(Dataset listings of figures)
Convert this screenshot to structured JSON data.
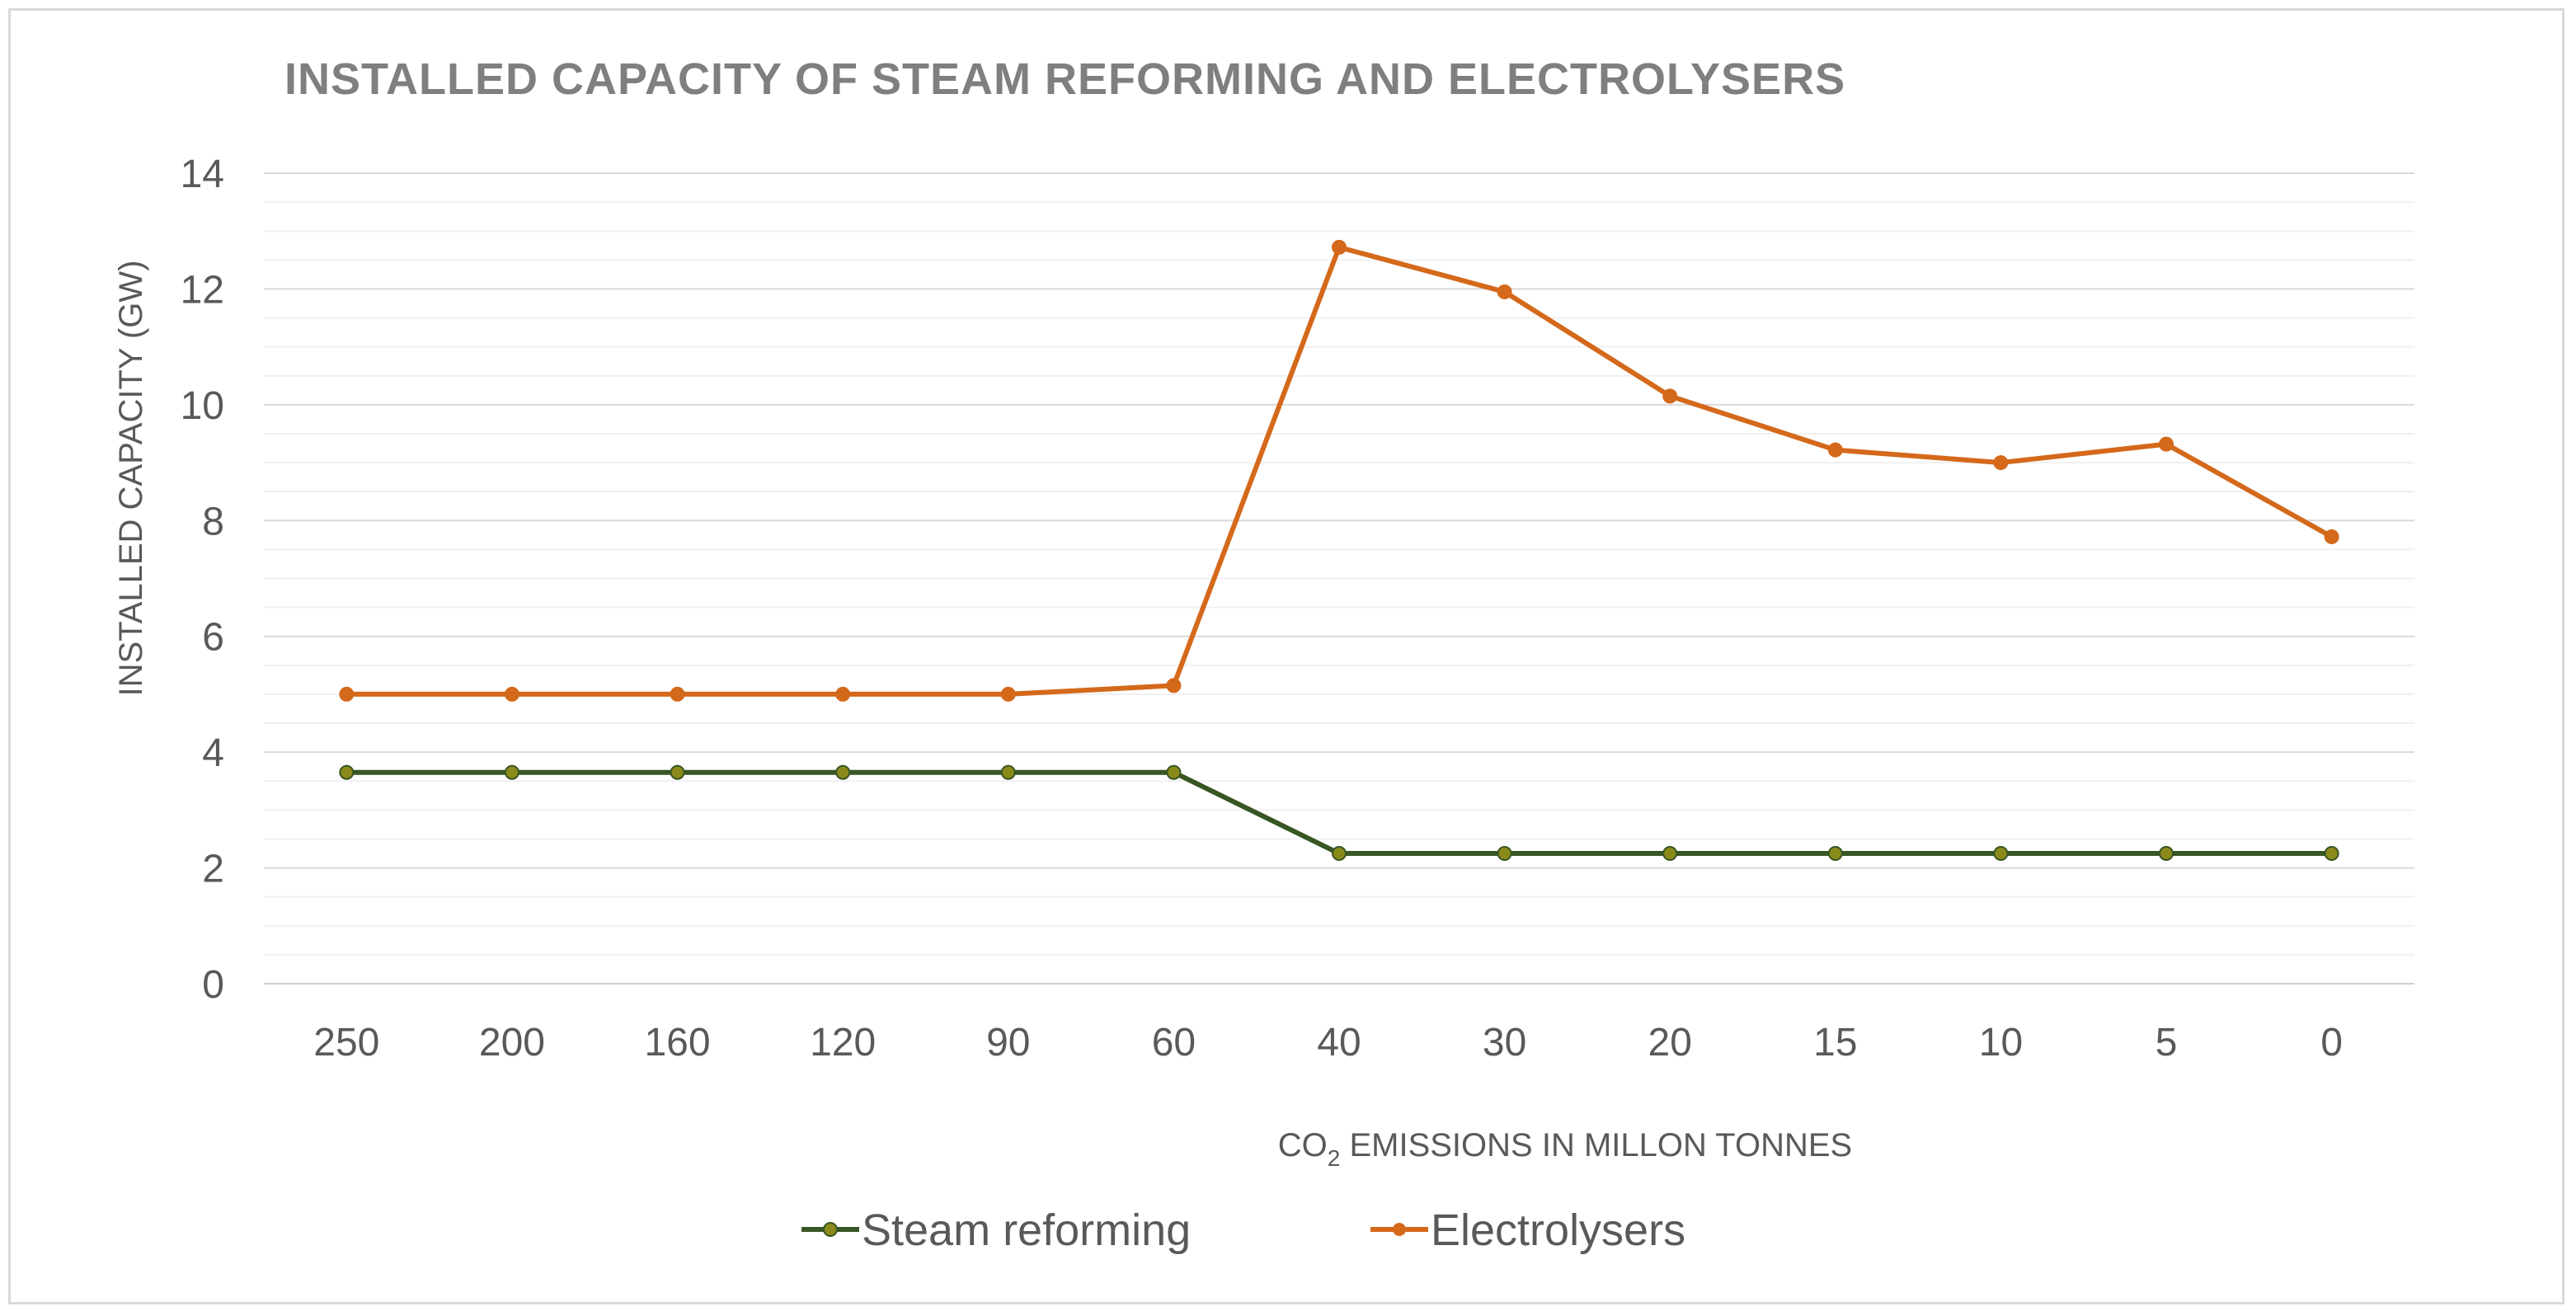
{
  "chart_data": {
    "type": "line",
    "title": "INSTALLED CAPACITY OF STEAM REFORMING AND  ELECTROLYSERS",
    "xlabel_prefix": "CO",
    "xlabel_subscript": "2",
    "xlabel_suffix": " EMISSIONS IN MILLON TONNES",
    "ylabel": "INSTALLED CAPACITY (GW)",
    "ylim": [
      0,
      14
    ],
    "yticks": [
      "0",
      "2",
      "4",
      "6",
      "8",
      "10",
      "12",
      "14"
    ],
    "categories": [
      "250",
      "200",
      "160",
      "120",
      "90",
      "60",
      "40",
      "30",
      "20",
      "15",
      "10",
      "5",
      "0"
    ],
    "series": [
      {
        "name": "Steam reforming",
        "color": "#375623",
        "marker_color": "#8a8a1a",
        "values": [
          3.65,
          3.65,
          3.65,
          3.65,
          3.65,
          3.65,
          2.25,
          2.25,
          2.25,
          2.25,
          2.25,
          2.25,
          2.25
        ]
      },
      {
        "name": "Electrolysers",
        "color": "#d4691b",
        "marker_color": "#d4691b",
        "values": [
          5.0,
          5.0,
          5.0,
          5.0,
          5.0,
          5.15,
          12.72,
          11.95,
          10.15,
          9.22,
          9.0,
          9.32,
          7.72
        ]
      }
    ],
    "legend_position": "bottom"
  }
}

- [Prompt]: Using the data above, write out every line exactly, leaving the images behind.

- [The answer]:
Convert this screenshot to structured JSON data.
{
  "chart_data": {
    "type": "line",
    "title": "INSTALLED CAPACITY OF STEAM REFORMING AND  ELECTROLYSERS",
    "xlabel_prefix": "CO",
    "xlabel_subscript": "2",
    "xlabel_suffix": " EMISSIONS IN MILLON TONNES",
    "ylabel": "INSTALLED CAPACITY (GW)",
    "ylim": [
      0,
      14
    ],
    "yticks": [
      "0",
      "2",
      "4",
      "6",
      "8",
      "10",
      "12",
      "14"
    ],
    "categories": [
      "250",
      "200",
      "160",
      "120",
      "90",
      "60",
      "40",
      "30",
      "20",
      "15",
      "10",
      "5",
      "0"
    ],
    "series": [
      {
        "name": "Steam reforming",
        "color": "#375623",
        "marker_color": "#8a8a1a",
        "values": [
          3.65,
          3.65,
          3.65,
          3.65,
          3.65,
          3.65,
          2.25,
          2.25,
          2.25,
          2.25,
          2.25,
          2.25,
          2.25
        ]
      },
      {
        "name": "Electrolysers",
        "color": "#d4691b",
        "marker_color": "#d4691b",
        "values": [
          5.0,
          5.0,
          5.0,
          5.0,
          5.0,
          5.15,
          12.72,
          11.95,
          10.15,
          9.22,
          9.0,
          9.32,
          7.72
        ]
      }
    ],
    "legend_position": "bottom"
  }
}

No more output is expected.